WHAT YOU HAVE TO DO => The line containing "Enumerate this screenshot's" marks the start of the required copy, which runs to the final line of the entries; return those lines exactly, without any pictures.

(Items listed in a dataset)
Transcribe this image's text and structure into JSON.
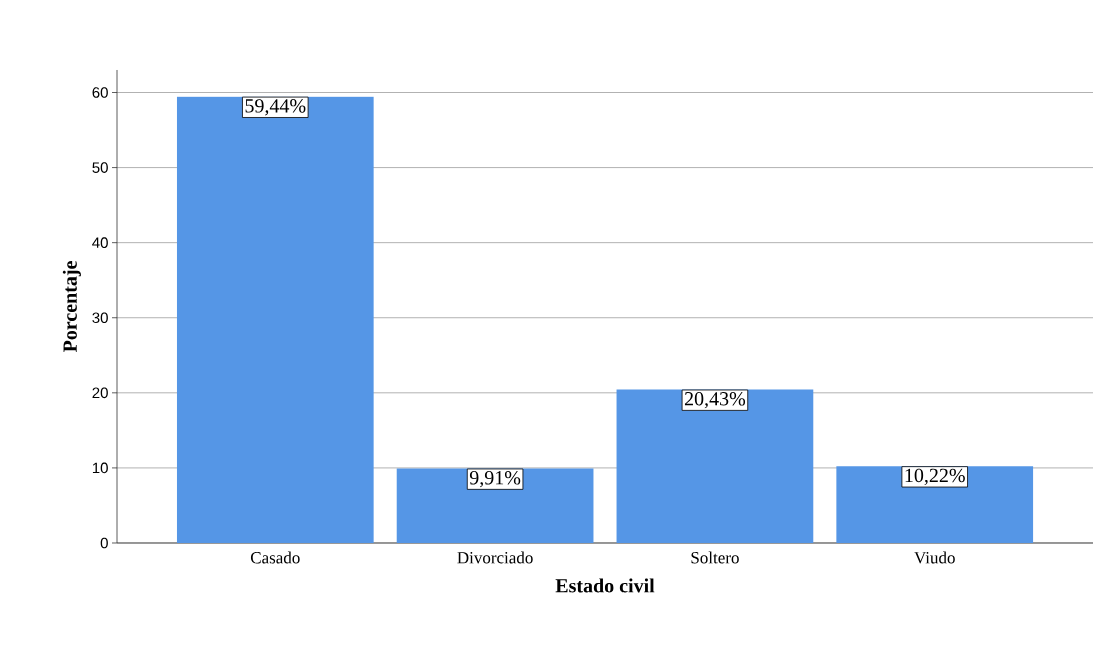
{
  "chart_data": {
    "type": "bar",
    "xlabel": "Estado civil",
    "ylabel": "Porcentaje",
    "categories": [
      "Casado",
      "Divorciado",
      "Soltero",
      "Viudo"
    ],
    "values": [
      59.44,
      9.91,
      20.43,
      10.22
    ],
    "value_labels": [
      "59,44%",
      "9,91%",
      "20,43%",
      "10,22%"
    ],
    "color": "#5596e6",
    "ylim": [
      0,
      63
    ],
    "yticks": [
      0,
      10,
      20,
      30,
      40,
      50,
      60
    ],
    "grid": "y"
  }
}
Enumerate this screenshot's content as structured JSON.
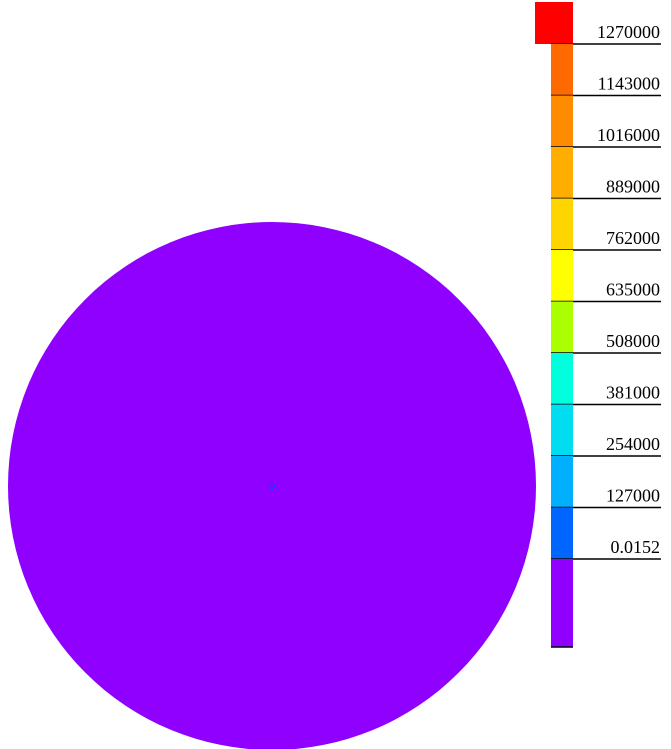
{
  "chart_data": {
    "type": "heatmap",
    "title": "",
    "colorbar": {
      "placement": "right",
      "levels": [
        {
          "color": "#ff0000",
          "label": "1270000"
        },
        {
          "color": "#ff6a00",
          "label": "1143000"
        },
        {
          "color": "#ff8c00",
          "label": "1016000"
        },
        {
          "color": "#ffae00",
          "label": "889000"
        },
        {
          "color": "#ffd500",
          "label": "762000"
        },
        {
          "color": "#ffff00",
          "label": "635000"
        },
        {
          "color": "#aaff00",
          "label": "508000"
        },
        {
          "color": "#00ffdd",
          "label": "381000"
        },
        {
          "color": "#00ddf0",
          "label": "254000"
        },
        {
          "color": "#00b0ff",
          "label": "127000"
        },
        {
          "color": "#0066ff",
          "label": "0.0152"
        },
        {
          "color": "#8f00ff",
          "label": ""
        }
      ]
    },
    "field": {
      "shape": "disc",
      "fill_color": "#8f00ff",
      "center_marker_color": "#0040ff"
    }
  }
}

TASK SOLUTION =>
Enumerate this screenshot's content as structured JSON.
{
  "chart_data": {
    "type": "heatmap",
    "title": "",
    "colorbar": {
      "placement": "right",
      "levels": [
        {
          "color": "#ff0000",
          "label": "1270000"
        },
        {
          "color": "#ff6a00",
          "label": "1143000"
        },
        {
          "color": "#ff8c00",
          "label": "1016000"
        },
        {
          "color": "#ffae00",
          "label": "889000"
        },
        {
          "color": "#ffd500",
          "label": "762000"
        },
        {
          "color": "#ffff00",
          "label": "635000"
        },
        {
          "color": "#aaff00",
          "label": "508000"
        },
        {
          "color": "#00ffdd",
          "label": "381000"
        },
        {
          "color": "#00ddf0",
          "label": "254000"
        },
        {
          "color": "#00b0ff",
          "label": "127000"
        },
        {
          "color": "#0066ff",
          "label": "0.0152"
        },
        {
          "color": "#8f00ff",
          "label": ""
        }
      ]
    },
    "field": {
      "shape": "disc",
      "fill_color": "#8f00ff",
      "center_marker_color": "#0040ff"
    }
  }
}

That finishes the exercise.